▶ [EXERCISE PROMPT]: Can you copy out the data exactly? Leave the images out.

▶ [STORED RECORDS]:
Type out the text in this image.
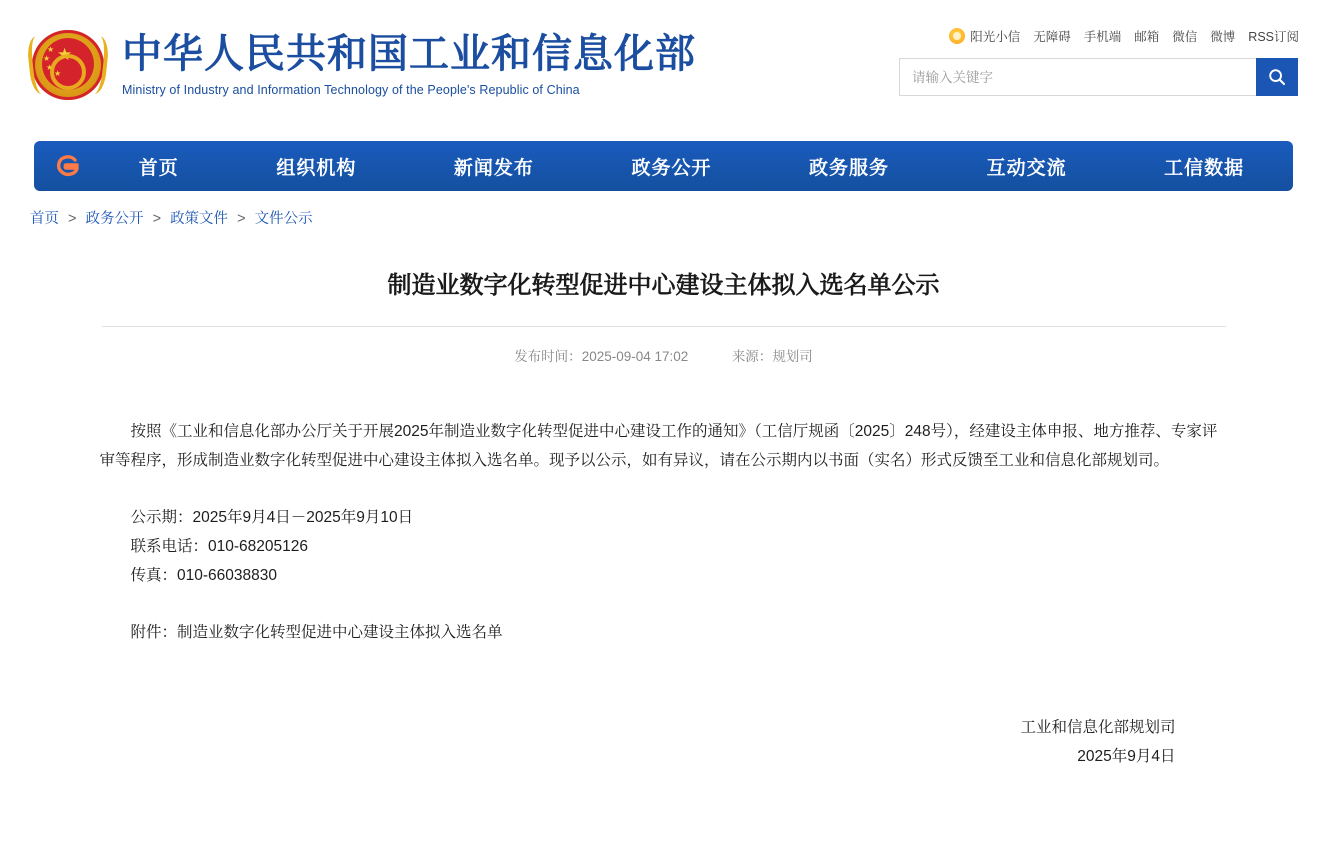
★
★
★
★
★ 中华人民共和国工业和信息化部
Ministry of Industry and Information Technology of the People's Republic of China
阳光小信 无障碍 手机端 邮箱 微信 微博 RSS订阅
请输入关键字
首页	组织机构	新闻发布	政务公开	政务服务	互动交流	工信数据
首页 > 政务公开 > 政策文件 > 文件公示
制造业数字化转型促进中心建设主体拟入选名单公示
发布时间：2025-09-04 17:02	来源：规划司
按照《工业和信息化部办公厅关于开展2025年制造业数字化转型促进中心建设工作的通知》（工信厅规函〔2025〕248号），经建设主体申报、地方推荐、专家评审等程序，形成制造业数字化转型促进中心建设主体拟入选名单。现予以公示，如有异议，请在公示期内以书面（实名）形式反馈至工业和信息化部规划司。
公示期：2025年9月4日－2025年9月10日
联系电话：010-68205126
传真：010-66038830
附件：制造业数字化转型促进中心建设主体拟入选名单
工业和信息化部规划司
2025年9月4日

▶ [SOLUTION FOR THIS EXERCISE]:
Type out the text in this image.
★
★
★
★
★ 中华人民共和国工业和信息化部
Ministry of Industry and Information Technology of the People's Republic of China
阳光小信 无障碍 手机端 邮箱 微信 微博 RSS订阅
请输入关键字
首页	组织机构	新闻发布	政务公开	政务服务	互动交流	工信数据
首页 > 政务公开 > 政策文件 > 文件公示
制造业数字化转型促进中心建设主体拟入选名单公示
发布时间：2025-09-04 17:02	来源：规划司
按照《工业和信息化部办公厅关于开展2025年制造业数字化转型促进中心建设工作的通知》（工信厅规函〔2025〕248号），经建设主体申报、地方推荐、专家评审等程序，形成制造业数字化转型促进中心建设主体拟入选名单。现予以公示，如有异议，请在公示期内以书面（实名）形式反馈至工业和信息化部规划司。
公示期：2025年9月4日－2025年9月10日
联系电话：010-68205126
传真：010-66038830
附件：制造业数字化转型促进中心建设主体拟入选名单
工业和信息化部规划司
2025年9月4日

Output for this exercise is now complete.